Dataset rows

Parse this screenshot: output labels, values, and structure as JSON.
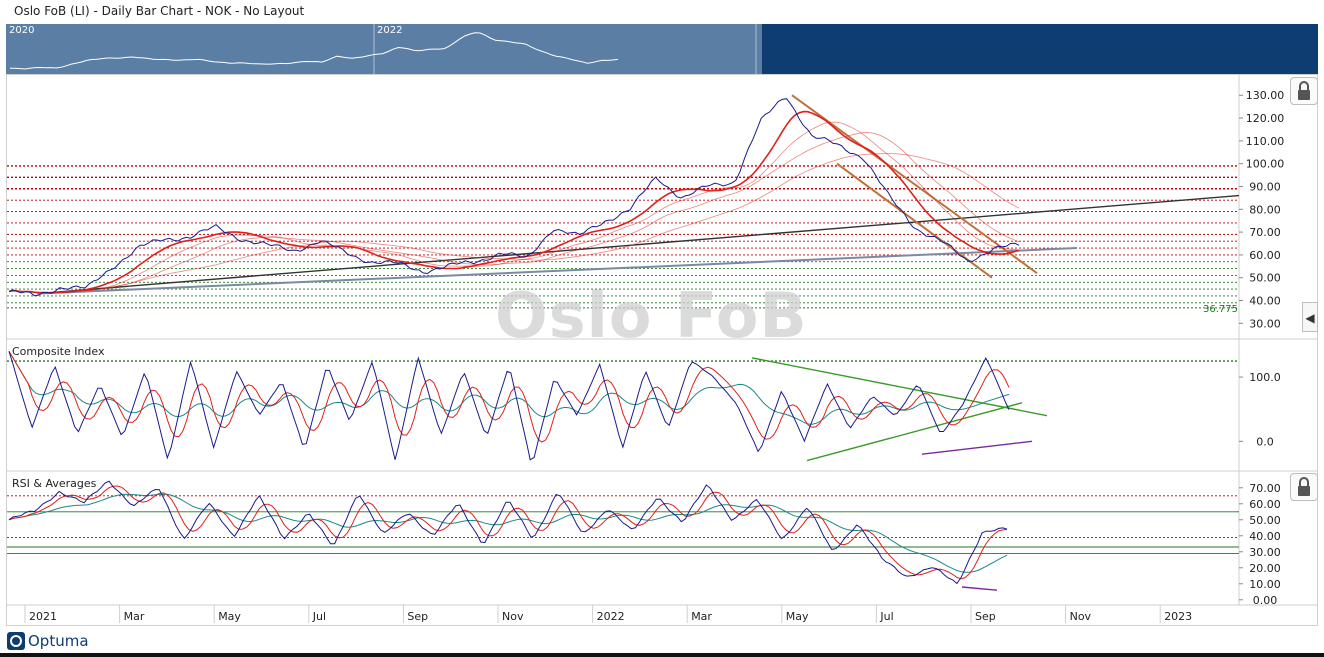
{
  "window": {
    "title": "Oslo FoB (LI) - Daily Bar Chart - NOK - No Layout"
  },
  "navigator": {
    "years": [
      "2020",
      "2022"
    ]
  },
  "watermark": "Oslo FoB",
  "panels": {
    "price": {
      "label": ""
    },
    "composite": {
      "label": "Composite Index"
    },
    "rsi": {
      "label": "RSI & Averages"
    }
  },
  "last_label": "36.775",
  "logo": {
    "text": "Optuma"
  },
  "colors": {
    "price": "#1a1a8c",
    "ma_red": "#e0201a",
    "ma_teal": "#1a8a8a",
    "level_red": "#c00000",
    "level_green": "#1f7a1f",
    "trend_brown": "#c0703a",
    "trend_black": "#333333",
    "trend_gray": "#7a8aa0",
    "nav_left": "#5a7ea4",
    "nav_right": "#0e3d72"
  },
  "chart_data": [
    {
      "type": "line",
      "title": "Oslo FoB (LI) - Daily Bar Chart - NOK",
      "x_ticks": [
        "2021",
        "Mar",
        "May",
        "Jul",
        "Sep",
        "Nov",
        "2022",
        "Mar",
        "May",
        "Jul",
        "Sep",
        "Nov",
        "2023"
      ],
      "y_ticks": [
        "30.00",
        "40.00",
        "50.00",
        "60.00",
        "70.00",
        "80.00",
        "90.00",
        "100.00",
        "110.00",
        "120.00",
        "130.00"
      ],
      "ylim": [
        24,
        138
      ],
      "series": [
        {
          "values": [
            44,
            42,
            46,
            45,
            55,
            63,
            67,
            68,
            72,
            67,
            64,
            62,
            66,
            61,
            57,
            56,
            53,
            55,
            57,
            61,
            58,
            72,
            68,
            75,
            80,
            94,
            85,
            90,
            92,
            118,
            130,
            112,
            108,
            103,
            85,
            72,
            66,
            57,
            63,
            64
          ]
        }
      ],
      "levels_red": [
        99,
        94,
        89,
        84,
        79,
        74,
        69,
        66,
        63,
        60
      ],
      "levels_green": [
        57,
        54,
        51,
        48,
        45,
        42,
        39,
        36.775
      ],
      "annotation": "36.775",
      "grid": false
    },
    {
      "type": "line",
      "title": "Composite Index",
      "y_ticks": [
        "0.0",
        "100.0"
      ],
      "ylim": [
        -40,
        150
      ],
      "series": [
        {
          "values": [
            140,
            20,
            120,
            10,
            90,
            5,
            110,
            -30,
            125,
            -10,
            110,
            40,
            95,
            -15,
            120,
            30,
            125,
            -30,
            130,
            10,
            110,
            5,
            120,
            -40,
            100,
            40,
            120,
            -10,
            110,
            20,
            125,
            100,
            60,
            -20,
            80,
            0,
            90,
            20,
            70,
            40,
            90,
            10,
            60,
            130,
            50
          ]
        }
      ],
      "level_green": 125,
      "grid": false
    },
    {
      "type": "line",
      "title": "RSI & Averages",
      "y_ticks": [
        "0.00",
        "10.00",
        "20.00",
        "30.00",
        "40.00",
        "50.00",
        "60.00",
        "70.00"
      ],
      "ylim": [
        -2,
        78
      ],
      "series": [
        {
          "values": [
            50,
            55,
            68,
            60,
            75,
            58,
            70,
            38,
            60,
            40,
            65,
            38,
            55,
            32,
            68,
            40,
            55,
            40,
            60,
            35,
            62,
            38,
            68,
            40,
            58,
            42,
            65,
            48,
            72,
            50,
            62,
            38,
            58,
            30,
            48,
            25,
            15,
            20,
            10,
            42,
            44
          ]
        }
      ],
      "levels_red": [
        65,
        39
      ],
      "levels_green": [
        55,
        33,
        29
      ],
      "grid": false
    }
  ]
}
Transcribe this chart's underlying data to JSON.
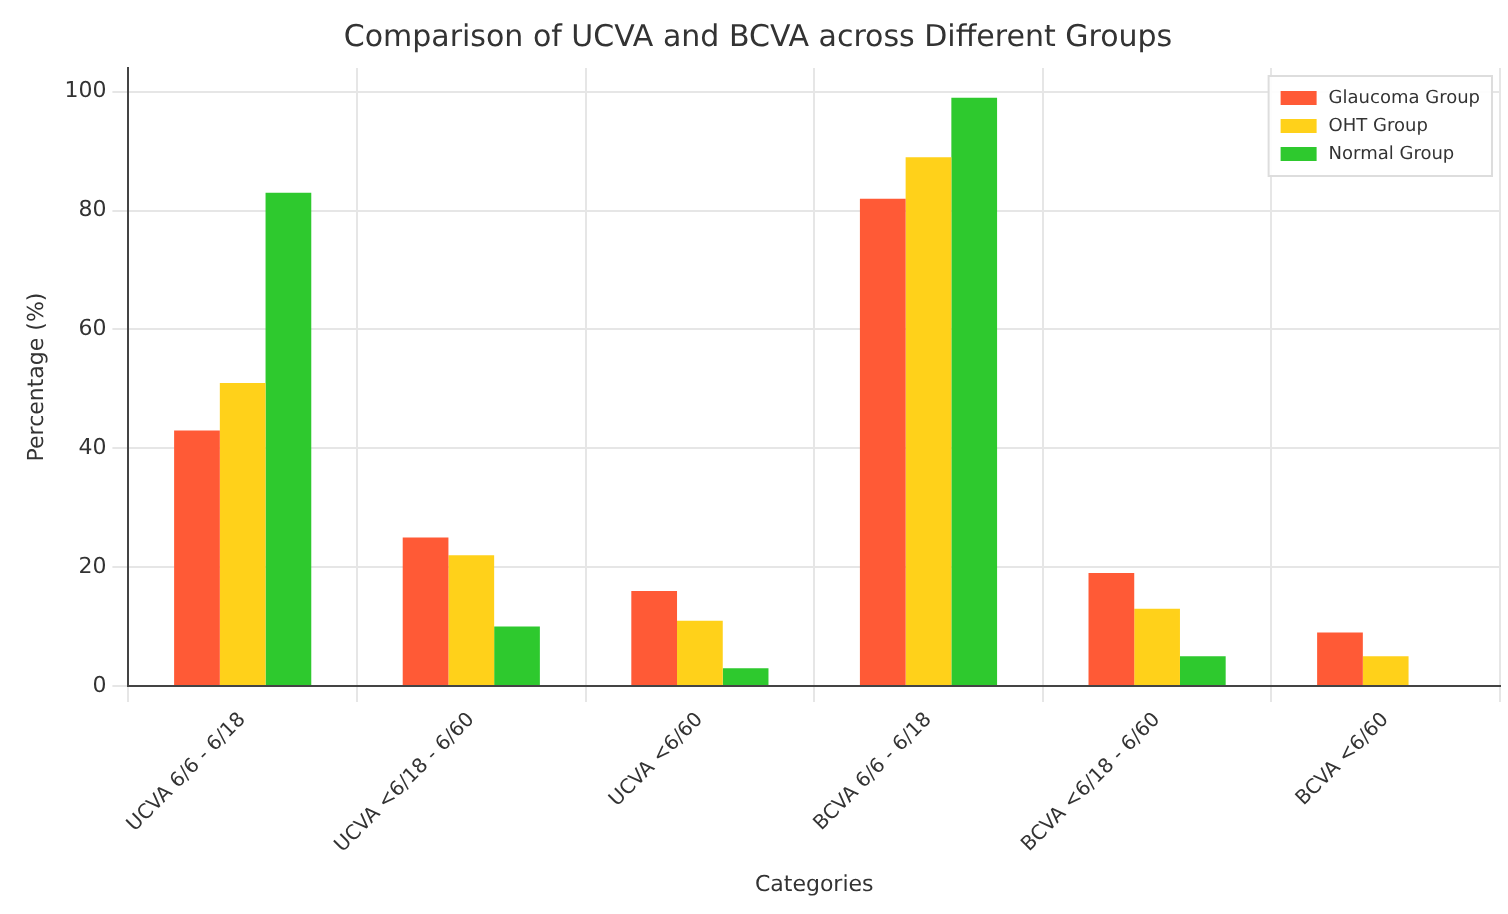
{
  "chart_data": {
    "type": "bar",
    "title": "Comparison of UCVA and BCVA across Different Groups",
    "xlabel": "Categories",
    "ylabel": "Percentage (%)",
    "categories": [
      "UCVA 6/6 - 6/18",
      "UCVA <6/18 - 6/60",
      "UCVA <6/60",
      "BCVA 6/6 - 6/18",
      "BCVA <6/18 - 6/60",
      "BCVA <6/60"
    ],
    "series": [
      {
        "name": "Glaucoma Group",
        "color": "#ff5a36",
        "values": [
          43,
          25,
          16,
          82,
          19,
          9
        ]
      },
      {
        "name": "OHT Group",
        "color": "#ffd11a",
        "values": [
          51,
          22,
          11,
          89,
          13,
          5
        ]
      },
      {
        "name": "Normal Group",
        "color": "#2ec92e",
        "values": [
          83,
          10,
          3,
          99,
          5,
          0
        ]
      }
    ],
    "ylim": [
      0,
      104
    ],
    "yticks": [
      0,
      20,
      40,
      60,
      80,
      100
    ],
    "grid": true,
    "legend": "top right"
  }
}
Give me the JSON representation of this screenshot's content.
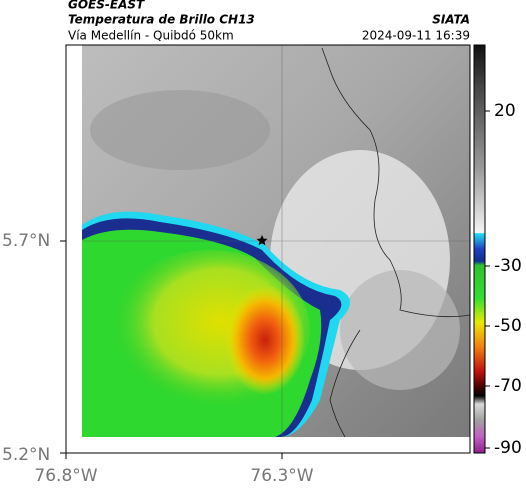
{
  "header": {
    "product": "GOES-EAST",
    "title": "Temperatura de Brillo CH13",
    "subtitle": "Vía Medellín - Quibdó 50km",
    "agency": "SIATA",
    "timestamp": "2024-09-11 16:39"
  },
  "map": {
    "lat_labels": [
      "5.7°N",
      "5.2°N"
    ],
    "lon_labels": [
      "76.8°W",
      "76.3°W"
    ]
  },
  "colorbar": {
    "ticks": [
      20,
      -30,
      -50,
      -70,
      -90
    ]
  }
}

TASK DETAILS
Copy every line of the data that holds the string "Oslo".

THE RESPONSE
    "title": "Oslo FoB (LI) - Daily Bar Chart - NOK - No Layout"
  "watermark": "Oslo FoB",
      "title": "Oslo FoB (LI) - Daily Bar Chart - NOK",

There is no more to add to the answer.